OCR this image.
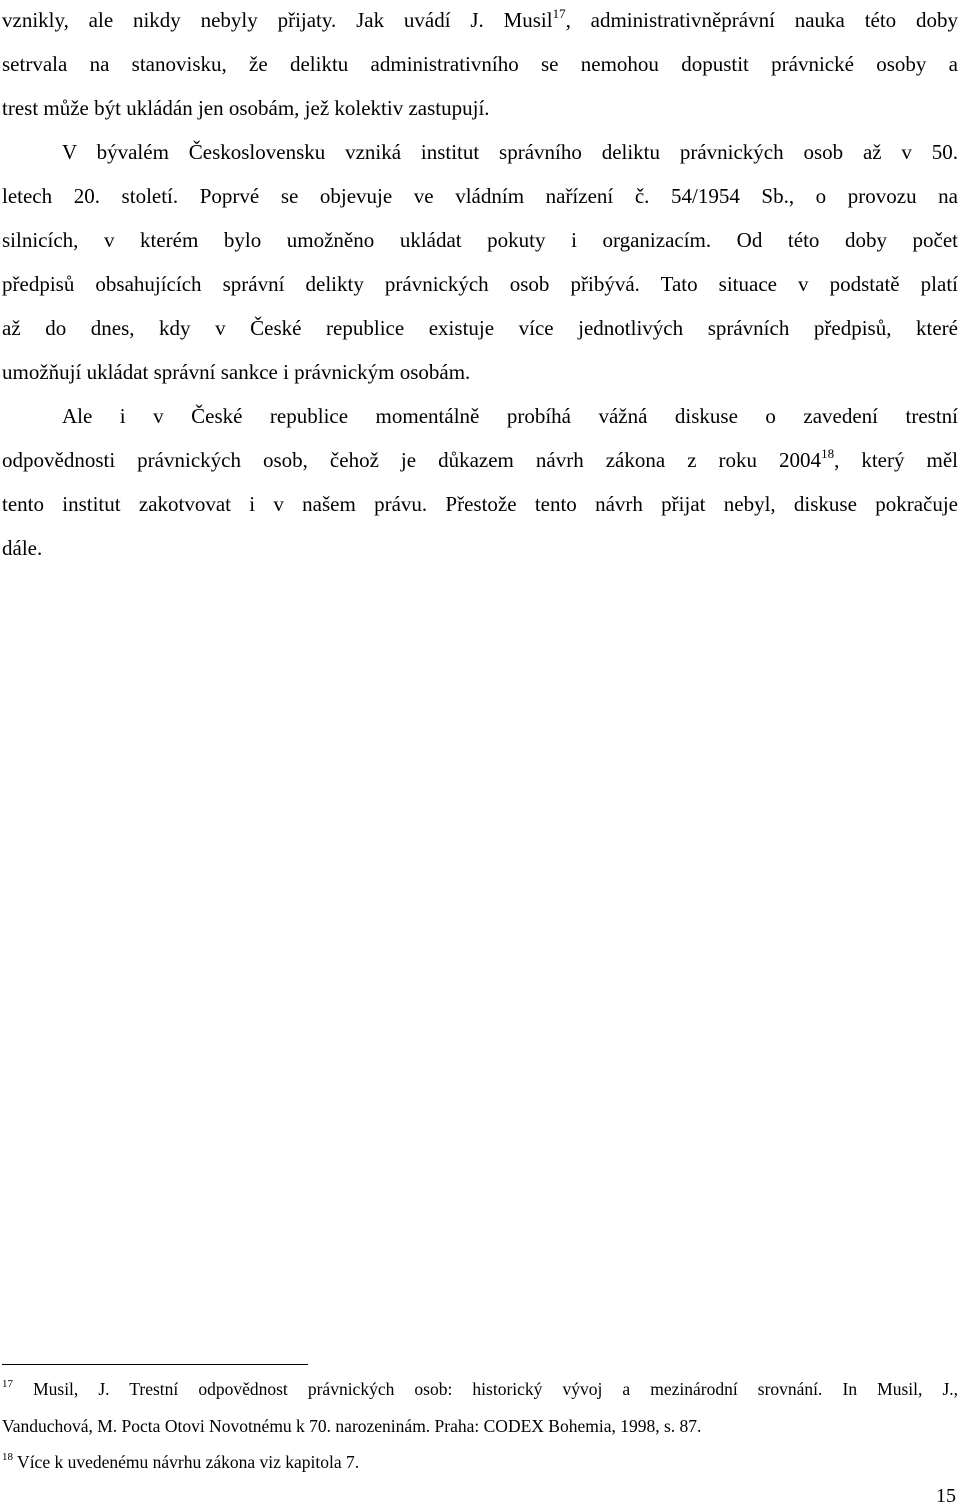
vznikly, ale nikdy nebyly přijaty. Jak uvádí J. Musil$^{17}$, administrativněprávní nauka této doby
setrvala na stanovisku, že deliktu administrativního se nemohou dopustit právnické osoby a
trest může být ukládán jen osobám, jež kolektiv zastupují.
V bývalém Československu vzniká institut správního deliktu právnických osob až v 50.
letech 20. století. Poprvé se objevuje ve vládním nařízení č. 54/1954 Sb., o provozu na
silnicích, v kterém bylo umožněno ukládat pokuty i organizacím. Od této doby počet
předpisů obsahujících správní delikty právnických osob přibývá. Tato situace v podstatě platí
až do dnes, kdy v České republice existuje více jednotlivých správních předpisů, které
umožňují ukládat správní sankce i právnickým osobám.
Ale i v České republice momentálně probíhá vážná diskuse o zavedení trestní
odpovědnosti právnických osob, čehož je důkazem návrh zákona z roku 2004$^{18}$, který měl
tento institut zakotvovat i v našem právu. Přestože tento návrh přijat nebyl, diskuse pokračuje
dále.
$^{17}$ Musil, J. Trestní odpovědnost právnických osob: historický vývoj a mezinárodní srovnání. In Musil, J.,
Vanduchová, M. Pocta Otovi Novotnému k 70. narozeninám. Praha: CODEX Bohemia, 1998, s. 87.
$^{18}$ Více k uvedenému návrhu zákona viz kapitola 7.
15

########################################

→ Directive: In the records above, find each line with the word "této" and copy it.

→ Output of the exercise:
vznikly, ale nikdy nebyly přijaty. Jak uvádí J. Musil$^{17}$, administrativněprávní nauka této doby
silnicích, v kterém bylo umožněno ukládat pokuty i organizacím. Od této doby počet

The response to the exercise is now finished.